[Dataset listings of figures]
▬▬▬

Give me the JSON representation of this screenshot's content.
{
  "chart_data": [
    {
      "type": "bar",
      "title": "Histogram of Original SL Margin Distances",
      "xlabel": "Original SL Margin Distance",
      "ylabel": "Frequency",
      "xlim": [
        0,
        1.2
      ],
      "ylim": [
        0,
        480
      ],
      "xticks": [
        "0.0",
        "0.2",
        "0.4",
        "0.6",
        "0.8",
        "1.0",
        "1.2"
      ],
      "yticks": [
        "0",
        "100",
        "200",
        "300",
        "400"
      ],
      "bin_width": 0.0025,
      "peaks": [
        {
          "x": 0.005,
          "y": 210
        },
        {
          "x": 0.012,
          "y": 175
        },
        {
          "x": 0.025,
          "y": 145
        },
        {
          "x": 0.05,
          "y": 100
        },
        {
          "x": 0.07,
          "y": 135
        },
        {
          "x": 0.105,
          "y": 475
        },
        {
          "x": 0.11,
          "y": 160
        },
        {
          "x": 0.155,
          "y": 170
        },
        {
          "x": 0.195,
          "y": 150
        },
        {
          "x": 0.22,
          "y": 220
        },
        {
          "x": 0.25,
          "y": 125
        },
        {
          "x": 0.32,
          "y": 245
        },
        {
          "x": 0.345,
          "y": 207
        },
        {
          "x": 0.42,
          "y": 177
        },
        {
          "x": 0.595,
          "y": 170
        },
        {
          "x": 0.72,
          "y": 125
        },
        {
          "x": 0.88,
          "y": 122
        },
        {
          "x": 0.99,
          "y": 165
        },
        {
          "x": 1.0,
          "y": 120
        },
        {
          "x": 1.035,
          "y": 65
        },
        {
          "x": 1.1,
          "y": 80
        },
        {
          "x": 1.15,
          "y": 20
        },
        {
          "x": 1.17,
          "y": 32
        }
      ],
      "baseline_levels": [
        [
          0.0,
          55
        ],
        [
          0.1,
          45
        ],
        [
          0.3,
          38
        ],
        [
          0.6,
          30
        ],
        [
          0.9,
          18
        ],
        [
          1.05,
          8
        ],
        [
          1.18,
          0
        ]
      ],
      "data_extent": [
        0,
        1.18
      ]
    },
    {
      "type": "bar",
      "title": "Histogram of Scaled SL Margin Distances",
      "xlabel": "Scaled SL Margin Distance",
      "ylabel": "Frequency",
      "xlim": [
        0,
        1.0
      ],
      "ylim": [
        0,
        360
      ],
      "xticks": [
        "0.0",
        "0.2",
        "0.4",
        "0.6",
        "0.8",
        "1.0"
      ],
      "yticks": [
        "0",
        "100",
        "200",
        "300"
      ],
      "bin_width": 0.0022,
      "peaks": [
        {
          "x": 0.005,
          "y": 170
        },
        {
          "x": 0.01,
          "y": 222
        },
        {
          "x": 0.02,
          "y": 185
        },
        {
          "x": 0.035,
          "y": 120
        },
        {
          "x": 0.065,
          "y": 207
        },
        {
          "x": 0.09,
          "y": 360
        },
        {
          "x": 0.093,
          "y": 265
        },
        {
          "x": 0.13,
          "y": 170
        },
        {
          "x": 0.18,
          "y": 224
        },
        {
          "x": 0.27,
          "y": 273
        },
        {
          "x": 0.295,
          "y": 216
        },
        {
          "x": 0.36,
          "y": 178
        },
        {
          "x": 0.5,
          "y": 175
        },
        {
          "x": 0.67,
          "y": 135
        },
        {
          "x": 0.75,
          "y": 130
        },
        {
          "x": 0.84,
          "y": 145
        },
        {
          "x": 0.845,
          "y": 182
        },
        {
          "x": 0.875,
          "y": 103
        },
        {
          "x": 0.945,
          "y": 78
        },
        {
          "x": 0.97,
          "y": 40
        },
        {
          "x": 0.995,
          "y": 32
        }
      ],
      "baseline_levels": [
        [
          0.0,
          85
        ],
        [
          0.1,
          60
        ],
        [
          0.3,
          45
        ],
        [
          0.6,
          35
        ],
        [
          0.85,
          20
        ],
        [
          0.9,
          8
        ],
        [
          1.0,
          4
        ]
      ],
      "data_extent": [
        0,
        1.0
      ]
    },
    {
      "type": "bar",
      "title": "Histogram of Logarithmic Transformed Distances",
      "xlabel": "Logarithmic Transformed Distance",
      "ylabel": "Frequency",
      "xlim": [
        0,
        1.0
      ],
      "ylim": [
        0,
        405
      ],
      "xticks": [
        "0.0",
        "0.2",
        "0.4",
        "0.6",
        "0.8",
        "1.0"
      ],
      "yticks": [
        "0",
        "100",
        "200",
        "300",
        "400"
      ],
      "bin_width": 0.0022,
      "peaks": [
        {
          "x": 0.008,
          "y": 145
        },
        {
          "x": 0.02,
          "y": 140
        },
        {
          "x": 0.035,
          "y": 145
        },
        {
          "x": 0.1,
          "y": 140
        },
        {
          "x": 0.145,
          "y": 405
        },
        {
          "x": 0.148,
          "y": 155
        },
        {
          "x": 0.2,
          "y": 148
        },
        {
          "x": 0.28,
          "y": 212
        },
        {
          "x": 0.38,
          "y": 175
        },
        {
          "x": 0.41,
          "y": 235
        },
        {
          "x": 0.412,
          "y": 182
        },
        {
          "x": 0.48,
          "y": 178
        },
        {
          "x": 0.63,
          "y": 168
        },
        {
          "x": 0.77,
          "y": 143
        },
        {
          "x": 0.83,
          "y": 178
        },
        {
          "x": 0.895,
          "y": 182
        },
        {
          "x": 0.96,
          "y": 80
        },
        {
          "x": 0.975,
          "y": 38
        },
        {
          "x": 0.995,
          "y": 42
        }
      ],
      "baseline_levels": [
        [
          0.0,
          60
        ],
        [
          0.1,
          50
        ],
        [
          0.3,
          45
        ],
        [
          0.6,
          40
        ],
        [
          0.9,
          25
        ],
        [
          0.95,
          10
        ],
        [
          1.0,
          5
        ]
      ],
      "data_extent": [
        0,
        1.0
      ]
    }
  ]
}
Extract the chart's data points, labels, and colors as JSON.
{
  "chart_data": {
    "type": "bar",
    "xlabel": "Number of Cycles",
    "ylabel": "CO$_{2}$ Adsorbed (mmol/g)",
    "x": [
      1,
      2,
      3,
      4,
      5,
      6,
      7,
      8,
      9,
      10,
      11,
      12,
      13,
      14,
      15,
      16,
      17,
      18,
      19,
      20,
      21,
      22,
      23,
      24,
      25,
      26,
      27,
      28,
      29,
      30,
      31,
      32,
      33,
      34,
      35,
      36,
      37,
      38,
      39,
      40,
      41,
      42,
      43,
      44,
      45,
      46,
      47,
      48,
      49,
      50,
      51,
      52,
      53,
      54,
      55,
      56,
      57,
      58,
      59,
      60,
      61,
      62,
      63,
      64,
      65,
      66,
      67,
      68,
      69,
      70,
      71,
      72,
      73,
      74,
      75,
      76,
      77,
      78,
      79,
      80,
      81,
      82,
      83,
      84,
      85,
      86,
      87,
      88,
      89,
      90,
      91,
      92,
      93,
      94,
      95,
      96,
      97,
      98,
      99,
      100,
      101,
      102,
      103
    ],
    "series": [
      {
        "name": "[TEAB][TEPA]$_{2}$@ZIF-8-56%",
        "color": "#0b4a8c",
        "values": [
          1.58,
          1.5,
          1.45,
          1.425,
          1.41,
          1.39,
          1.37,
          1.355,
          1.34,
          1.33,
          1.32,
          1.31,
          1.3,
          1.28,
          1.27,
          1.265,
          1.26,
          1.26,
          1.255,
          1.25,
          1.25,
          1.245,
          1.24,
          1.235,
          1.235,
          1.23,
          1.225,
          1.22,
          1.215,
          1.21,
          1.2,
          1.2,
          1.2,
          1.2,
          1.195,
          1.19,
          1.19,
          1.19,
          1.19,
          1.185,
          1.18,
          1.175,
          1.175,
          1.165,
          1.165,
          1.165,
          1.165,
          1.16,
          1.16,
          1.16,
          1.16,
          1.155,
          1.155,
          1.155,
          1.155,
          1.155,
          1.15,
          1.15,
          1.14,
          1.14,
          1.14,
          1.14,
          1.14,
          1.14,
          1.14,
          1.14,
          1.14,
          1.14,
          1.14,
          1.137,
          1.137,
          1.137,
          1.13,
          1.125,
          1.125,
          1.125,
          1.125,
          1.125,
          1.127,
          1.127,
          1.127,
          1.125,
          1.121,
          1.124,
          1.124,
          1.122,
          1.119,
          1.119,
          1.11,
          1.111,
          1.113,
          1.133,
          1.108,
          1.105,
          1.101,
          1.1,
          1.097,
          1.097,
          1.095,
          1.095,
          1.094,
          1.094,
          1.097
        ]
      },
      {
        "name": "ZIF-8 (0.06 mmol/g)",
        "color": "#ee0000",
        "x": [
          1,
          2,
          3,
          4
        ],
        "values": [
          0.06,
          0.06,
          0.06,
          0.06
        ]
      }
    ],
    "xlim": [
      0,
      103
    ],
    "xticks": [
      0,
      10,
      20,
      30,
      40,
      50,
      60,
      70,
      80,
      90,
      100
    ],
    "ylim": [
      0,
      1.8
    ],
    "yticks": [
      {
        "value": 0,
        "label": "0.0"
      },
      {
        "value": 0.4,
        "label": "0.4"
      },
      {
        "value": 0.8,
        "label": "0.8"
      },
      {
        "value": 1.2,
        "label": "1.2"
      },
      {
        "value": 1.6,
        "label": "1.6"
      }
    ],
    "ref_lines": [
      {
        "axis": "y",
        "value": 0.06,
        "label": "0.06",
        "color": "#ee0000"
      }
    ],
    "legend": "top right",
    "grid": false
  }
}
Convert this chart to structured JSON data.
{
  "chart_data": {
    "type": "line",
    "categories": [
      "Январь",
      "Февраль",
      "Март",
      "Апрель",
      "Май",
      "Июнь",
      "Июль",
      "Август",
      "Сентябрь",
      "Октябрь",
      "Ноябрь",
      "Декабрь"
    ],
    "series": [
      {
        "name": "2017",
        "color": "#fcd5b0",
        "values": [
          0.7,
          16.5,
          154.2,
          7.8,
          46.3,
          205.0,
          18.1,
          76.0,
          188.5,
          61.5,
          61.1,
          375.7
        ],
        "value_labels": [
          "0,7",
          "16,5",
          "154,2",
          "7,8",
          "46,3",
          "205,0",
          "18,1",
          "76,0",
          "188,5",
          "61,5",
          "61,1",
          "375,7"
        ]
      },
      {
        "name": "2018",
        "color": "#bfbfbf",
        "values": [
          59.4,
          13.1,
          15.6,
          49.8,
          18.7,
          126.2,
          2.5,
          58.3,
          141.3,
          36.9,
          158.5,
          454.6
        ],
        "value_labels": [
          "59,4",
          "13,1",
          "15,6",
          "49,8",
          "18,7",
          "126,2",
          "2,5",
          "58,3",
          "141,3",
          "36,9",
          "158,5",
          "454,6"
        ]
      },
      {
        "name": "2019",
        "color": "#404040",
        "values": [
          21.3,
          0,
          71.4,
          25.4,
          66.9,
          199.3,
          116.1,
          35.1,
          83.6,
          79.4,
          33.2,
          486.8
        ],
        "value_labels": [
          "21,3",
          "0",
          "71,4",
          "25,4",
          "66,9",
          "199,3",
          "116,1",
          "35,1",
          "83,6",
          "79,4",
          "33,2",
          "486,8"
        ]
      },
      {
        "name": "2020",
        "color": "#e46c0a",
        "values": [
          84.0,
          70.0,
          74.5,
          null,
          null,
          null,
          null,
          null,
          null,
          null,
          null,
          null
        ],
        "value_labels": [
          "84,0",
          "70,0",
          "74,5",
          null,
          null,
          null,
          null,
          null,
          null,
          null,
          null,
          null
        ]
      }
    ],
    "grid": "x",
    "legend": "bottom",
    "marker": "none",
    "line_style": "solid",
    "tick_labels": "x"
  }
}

▬▬▬

GOAL – Using the listing above, show every line that includes the string "Transformed".

ANSWER FOR THIS EXERCISE –
      "title": "Histogram of Logarithmic Transformed Distances",
      "xlabel": "Logarithmic Transformed Distance",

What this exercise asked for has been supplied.